### Prompt
Copy out the entries below precisely; nothing is to be omitted.

### Input
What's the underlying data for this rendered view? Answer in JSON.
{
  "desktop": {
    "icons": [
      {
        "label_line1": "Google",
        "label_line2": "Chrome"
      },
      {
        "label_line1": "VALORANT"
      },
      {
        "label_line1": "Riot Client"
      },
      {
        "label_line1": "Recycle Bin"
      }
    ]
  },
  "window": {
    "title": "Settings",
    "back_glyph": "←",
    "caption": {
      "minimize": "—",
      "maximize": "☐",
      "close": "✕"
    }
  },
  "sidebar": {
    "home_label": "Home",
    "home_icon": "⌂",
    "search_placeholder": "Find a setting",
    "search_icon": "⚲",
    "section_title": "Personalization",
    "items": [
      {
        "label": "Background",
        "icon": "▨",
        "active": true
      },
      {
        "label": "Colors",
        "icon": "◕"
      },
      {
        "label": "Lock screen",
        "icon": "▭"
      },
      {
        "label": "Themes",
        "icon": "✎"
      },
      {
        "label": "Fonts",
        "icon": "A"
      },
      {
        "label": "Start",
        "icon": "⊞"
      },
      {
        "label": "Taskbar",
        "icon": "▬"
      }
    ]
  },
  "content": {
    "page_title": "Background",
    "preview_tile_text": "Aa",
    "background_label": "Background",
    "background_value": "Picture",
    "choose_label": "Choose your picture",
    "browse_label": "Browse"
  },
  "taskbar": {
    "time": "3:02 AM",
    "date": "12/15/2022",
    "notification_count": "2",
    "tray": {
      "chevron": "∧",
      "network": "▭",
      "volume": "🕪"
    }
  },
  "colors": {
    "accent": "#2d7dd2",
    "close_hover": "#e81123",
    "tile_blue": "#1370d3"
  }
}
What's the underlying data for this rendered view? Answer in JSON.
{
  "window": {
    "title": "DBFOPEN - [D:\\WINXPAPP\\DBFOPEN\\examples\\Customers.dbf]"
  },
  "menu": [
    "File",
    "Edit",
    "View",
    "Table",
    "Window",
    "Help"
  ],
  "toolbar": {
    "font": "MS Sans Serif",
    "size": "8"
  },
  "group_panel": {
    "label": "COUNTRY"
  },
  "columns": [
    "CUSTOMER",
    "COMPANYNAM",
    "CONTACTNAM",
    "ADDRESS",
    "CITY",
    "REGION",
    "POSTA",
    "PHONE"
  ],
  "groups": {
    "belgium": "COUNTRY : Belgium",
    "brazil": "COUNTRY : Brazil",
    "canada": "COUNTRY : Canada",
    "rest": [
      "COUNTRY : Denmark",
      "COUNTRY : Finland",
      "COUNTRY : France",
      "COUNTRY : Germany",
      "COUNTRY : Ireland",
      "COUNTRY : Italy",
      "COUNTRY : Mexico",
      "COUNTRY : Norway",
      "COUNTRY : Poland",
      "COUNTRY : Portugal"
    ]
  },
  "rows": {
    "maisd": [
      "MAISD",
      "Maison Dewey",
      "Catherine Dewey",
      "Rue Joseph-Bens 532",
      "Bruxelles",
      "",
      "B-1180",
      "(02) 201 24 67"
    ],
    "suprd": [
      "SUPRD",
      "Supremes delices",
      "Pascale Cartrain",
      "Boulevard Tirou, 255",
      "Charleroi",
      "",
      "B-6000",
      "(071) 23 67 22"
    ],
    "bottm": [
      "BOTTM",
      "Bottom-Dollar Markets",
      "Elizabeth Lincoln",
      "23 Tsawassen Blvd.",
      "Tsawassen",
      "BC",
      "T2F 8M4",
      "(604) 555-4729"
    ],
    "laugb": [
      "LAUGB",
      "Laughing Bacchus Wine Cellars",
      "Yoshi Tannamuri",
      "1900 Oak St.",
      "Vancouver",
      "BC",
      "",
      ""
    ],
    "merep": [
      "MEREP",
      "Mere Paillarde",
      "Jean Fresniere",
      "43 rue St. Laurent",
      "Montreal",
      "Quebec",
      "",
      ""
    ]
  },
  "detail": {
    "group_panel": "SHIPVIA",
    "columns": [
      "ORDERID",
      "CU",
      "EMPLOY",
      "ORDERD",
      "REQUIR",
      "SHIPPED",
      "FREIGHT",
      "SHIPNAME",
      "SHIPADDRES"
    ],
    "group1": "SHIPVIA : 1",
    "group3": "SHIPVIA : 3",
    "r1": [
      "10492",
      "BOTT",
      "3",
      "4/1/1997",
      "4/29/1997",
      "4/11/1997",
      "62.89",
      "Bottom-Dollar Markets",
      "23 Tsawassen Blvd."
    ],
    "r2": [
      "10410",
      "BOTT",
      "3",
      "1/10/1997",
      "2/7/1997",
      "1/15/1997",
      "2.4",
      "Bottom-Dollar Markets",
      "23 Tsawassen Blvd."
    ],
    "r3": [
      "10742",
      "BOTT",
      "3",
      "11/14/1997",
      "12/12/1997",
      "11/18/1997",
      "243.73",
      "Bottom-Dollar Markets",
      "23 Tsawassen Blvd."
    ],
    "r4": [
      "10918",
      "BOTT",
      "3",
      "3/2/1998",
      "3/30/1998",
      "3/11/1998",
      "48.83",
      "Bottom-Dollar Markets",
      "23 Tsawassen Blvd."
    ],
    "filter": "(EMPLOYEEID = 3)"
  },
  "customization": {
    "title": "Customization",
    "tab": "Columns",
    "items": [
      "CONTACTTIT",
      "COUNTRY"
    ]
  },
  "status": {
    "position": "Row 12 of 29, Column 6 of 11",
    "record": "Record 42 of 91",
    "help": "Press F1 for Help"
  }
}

### Full solution
What's the underlying data for this rendered view? Answer in JSON.
{
  "desktop": {
    "icons": [
      {
        "label_line1": "Google",
        "label_line2": "Chrome"
      },
      {
        "label_line1": "VALORANT"
      },
      {
        "label_line1": "Riot Client"
      },
      {
        "label_line1": "Recycle Bin"
      }
    ]
  },
  "window": {
    "title": "Settings",
    "back_glyph": "←",
    "caption": {
      "minimize": "—",
      "maximize": "☐",
      "close": "✕"
    }
  },
  "sidebar": {
    "home_label": "Home",
    "home_icon": "⌂",
    "search_placeholder": "Find a setting",
    "search_icon": "⚲",
    "section_title": "Personalization",
    "items": [
      {
        "label": "Background",
        "icon": "▨",
        "active": true
      },
      {
        "label": "Colors",
        "icon": "◕"
      },
      {
        "label": "Lock screen",
        "icon": "▭"
      },
      {
        "label": "Themes",
        "icon": "✎"
      },
      {
        "label": "Fonts",
        "icon": "A"
      },
      {
        "label": "Start",
        "icon": "⊞"
      },
      {
        "label": "Taskbar",
        "icon": "▬"
      }
    ]
  },
  "content": {
    "page_title": "Background",
    "preview_tile_text": "Aa",
    "background_label": "Background",
    "background_value": "Picture",
    "choose_label": "Choose your picture",
    "browse_label": "Browse"
  },
  "taskbar": {
    "time": "3:02 AM",
    "date": "12/15/2022",
    "notification_count": "2",
    "tray": {
      "chevron": "∧",
      "network": "▭",
      "volume": "🕪"
    }
  },
  "colors": {
    "accent": "#2d7dd2",
    "close_hover": "#e81123",
    "tile_blue": "#1370d3"
  }
}
What's the underlying data for this rendered view? Answer in JSON.
{
  "window": {
    "title": "DBFOPEN - [D:\\WINXPAPP\\DBFOPEN\\examples\\Customers.dbf]"
  },
  "menu": [
    "File",
    "Edit",
    "View",
    "Table",
    "Window",
    "Help"
  ],
  "toolbar": {
    "font": "MS Sans Serif",
    "size": "8"
  },
  "group_panel": {
    "label": "COUNTRY"
  },
  "columns": [
    "CUSTOMER",
    "COMPANYNAM",
    "CONTACTNAM",
    "ADDRESS",
    "CITY",
    "REGION",
    "POSTA",
    "PHONE"
  ],
  "groups": {
    "belgium": "COUNTRY : Belgium",
    "brazil": "COUNTRY : Brazil",
    "canada": "COUNTRY : Canada",
    "rest": [
      "COUNTRY : Denmark",
      "COUNTRY : Finland",
      "COUNTRY : France",
      "COUNTRY : Germany",
      "COUNTRY : Ireland",
      "COUNTRY : Italy",
      "COUNTRY : Mexico",
      "COUNTRY : Norway",
      "COUNTRY : Poland",
      "COUNTRY : Portugal"
    ]
  },
  "rows": {
    "maisd": [
      "MAISD",
      "Maison Dewey",
      "Catherine Dewey",
      "Rue Joseph-Bens 532",
      "Bruxelles",
      "",
      "B-1180",
      "(02) 201 24 67"
    ],
    "suprd": [
      "SUPRD",
      "Supremes delices",
      "Pascale Cartrain",
      "Boulevard Tirou, 255",
      "Charleroi",
      "",
      "B-6000",
      "(071) 23 67 22"
    ],
    "bottm": [
      "BOTTM",
      "Bottom-Dollar Markets",
      "Elizabeth Lincoln",
      "23 Tsawassen Blvd.",
      "Tsawassen",
      "BC",
      "T2F 8M4",
      "(604) 555-4729"
    ],
    "laugb": [
      "LAUGB",
      "Laughing Bacchus Wine Cellars",
      "Yoshi Tannamuri",
      "1900 Oak St.",
      "Vancouver",
      "BC",
      "",
      ""
    ],
    "merep": [
      "MEREP",
      "Mere Paillarde",
      "Jean Fresniere",
      "43 rue St. Laurent",
      "Montreal",
      "Quebec",
      "",
      ""
    ]
  },
  "detail": {
    "group_panel": "SHIPVIA",
    "columns": [
      "ORDERID",
      "CU",
      "EMPLOY",
      "ORDERD",
      "REQUIR",
      "SHIPPED",
      "FREIGHT",
      "SHIPNAME",
      "SHIPADDRES"
    ],
    "group1": "SHIPVIA : 1",
    "group3": "SHIPVIA : 3",
    "r1": [
      "10492",
      "BOTT",
      "3",
      "4/1/1997",
      "4/29/1997",
      "4/11/1997",
      "62.89",
      "Bottom-Dollar Markets",
      "23 Tsawassen Blvd."
    ],
    "r2": [
      "10410",
      "BOTT",
      "3",
      "1/10/1997",
      "2/7/1997",
      "1/15/1997",
      "2.4",
      "Bottom-Dollar Markets",
      "23 Tsawassen Blvd."
    ],
    "r3": [
      "10742",
      "BOTT",
      "3",
      "11/14/1997",
      "12/12/1997",
      "11/18/1997",
      "243.73",
      "Bottom-Dollar Markets",
      "23 Tsawassen Blvd."
    ],
    "r4": [
      "10918",
      "BOTT",
      "3",
      "3/2/1998",
      "3/30/1998",
      "3/11/1998",
      "48.83",
      "Bottom-Dollar Markets",
      "23 Tsawassen Blvd."
    ],
    "filter": "(EMPLOYEEID = 3)"
  },
  "customization": {
    "title": "Customization",
    "tab": "Columns",
    "items": [
      "CONTACTTIT",
      "COUNTRY"
    ]
  },
  "status": {
    "position": "Row 12 of 29, Column 6 of 11",
    "record": "Record 42 of 91",
    "help": "Press F1 for Help"
  }
}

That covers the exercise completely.